(Data records)
==============================

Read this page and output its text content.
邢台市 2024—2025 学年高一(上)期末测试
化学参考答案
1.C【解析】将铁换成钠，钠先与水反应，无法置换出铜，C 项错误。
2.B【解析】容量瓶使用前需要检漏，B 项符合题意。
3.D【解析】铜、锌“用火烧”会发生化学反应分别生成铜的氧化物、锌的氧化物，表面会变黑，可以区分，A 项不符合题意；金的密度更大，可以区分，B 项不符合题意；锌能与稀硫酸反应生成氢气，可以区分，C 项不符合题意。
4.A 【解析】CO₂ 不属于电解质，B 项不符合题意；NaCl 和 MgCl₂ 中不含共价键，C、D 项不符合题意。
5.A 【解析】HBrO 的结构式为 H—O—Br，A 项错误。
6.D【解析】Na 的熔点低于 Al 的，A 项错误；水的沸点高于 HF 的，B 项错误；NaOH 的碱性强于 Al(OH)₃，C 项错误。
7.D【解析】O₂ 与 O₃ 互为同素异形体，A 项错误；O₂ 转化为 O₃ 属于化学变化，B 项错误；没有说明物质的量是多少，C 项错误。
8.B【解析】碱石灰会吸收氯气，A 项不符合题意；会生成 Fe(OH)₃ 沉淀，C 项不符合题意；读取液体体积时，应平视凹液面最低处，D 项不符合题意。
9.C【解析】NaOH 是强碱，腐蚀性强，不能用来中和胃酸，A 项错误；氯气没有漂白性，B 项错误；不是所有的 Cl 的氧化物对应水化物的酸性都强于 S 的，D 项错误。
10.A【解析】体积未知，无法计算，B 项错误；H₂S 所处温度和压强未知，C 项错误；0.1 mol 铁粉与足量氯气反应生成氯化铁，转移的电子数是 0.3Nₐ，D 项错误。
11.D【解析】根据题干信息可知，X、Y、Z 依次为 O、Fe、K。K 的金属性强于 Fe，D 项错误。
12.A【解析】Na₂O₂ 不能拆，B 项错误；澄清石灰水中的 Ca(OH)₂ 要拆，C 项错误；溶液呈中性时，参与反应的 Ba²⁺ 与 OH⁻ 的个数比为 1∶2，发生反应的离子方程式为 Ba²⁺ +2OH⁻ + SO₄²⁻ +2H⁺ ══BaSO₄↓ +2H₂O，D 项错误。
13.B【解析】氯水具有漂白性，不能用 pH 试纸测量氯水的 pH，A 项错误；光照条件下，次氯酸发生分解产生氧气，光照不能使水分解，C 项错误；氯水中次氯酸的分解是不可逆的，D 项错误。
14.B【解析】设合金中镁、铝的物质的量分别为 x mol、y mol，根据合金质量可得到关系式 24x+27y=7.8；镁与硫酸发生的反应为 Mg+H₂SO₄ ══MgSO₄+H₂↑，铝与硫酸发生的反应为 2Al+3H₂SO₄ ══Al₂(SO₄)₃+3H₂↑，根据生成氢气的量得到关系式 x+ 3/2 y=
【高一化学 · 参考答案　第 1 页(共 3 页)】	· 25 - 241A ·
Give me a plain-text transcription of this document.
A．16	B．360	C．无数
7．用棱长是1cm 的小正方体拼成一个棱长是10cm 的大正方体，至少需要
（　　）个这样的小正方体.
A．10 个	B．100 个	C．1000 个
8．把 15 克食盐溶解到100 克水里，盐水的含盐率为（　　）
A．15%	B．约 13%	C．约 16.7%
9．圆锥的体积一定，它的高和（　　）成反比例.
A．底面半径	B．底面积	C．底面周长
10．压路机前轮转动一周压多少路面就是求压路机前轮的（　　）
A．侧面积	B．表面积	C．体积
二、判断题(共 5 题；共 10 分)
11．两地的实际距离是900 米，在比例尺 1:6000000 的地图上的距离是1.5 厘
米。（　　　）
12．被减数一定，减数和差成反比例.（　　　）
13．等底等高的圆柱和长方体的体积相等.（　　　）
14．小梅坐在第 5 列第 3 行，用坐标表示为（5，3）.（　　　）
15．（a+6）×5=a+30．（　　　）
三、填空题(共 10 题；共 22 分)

==============================

▶ AIM OF THE EXERCISE
Repeat the records above exactly.

▶ TASK RESULT
Read this page and output its text content.
邢台市 2024—2025 学年高一(上)期末测试
化学参考答案
1.C【解析】将铁换成钠，钠先与水反应，无法置换出铜，C 项错误。
2.B【解析】容量瓶使用前需要检漏，B 项符合题意。
3.D【解析】铜、锌“用火烧”会发生化学反应分别生成铜的氧化物、锌的氧化物，表面会变黑，可以区分，A 项不符合题意；金的密度更大，可以区分，B 项不符合题意；锌能与稀硫酸反应生成氢气，可以区分，C 项不符合题意。
4.A 【解析】CO₂ 不属于电解质，B 项不符合题意；NaCl 和 MgCl₂ 中不含共价键，C、D 项不符合题意。
5.A 【解析】HBrO 的结构式为 H—O—Br，A 项错误。
6.D【解析】Na 的熔点低于 Al 的，A 项错误；水的沸点高于 HF 的，B 项错误；NaOH 的碱性强于 Al(OH)₃，C 项错误。
7.D【解析】O₂ 与 O₃ 互为同素异形体，A 项错误；O₂ 转化为 O₃ 属于化学变化，B 项错误；没有说明物质的量是多少，C 项错误。
8.B【解析】碱石灰会吸收氯气，A 项不符合题意；会生成 Fe(OH)₃ 沉淀，C 项不符合题意；读取液体体积时，应平视凹液面最低处，D 项不符合题意。
9.C【解析】NaOH 是强碱，腐蚀性强，不能用来中和胃酸，A 项错误；氯气没有漂白性，B 项错误；不是所有的 Cl 的氧化物对应水化物的酸性都强于 S 的，D 项错误。
10.A【解析】体积未知，无法计算，B 项错误；H₂S 所处温度和压强未知，C 项错误；0.1 mol 铁粉与足量氯气反应生成氯化铁，转移的电子数是 0.3Nₐ，D 项错误。
11.D【解析】根据题干信息可知，X、Y、Z 依次为 O、Fe、K。K 的金属性强于 Fe，D 项错误。
12.A【解析】Na₂O₂ 不能拆，B 项错误；澄清石灰水中的 Ca(OH)₂ 要拆，C 项错误；溶液呈中性时，参与反应的 Ba²⁺ 与 OH⁻ 的个数比为 1∶2，发生反应的离子方程式为 Ba²⁺ +2OH⁻ + SO₄²⁻ +2H⁺ ══BaSO₄↓ +2H₂O，D 项错误。
13.B【解析】氯水具有漂白性，不能用 pH 试纸测量氯水的 pH，A 项错误；光照条件下，次氯酸发生分解产生氧气，光照不能使水分解，C 项错误；氯水中次氯酸的分解是不可逆的，D 项错误。
14.B【解析】设合金中镁、铝的物质的量分别为 x mol、y mol，根据合金质量可得到关系式 24x+27y=7.8；镁与硫酸发生的反应为 Mg+H₂SO₄ ══MgSO₄+H₂↑，铝与硫酸发生的反应为 2Al+3H₂SO₄ ══Al₂(SO₄)₃+3H₂↑，根据生成氢气的量得到关系式 x+ 3/2 y=
【高一化学 · 参考答案　第 1 页(共 3 页)】	· 25 - 241A ·
Give me a plain-text transcription of this document.
A．16	B．360	C．无数
7．用棱长是1cm 的小正方体拼成一个棱长是10cm 的大正方体，至少需要
（　　）个这样的小正方体.
A．10 个	B．100 个	C．1000 个
8．把 15 克食盐溶解到100 克水里，盐水的含盐率为（　　）
A．15%	B．约 13%	C．约 16.7%
9．圆锥的体积一定，它的高和（　　）成反比例.
A．底面半径	B．底面积	C．底面周长
10．压路机前轮转动一周压多少路面就是求压路机前轮的（　　）
A．侧面积	B．表面积	C．体积
二、判断题(共 5 题；共 10 分)
11．两地的实际距离是900 米，在比例尺 1:6000000 的地图上的距离是1.5 厘
米。（　　　）
12．被减数一定，减数和差成反比例.（　　　）
13．等底等高的圆柱和长方体的体积相等.（　　　）
14．小梅坐在第 5 列第 3 行，用坐标表示为（5，3）.（　　　）
15．（a+6）×5=a+30．（　　　）
三、填空题(共 10 题；共 22 分)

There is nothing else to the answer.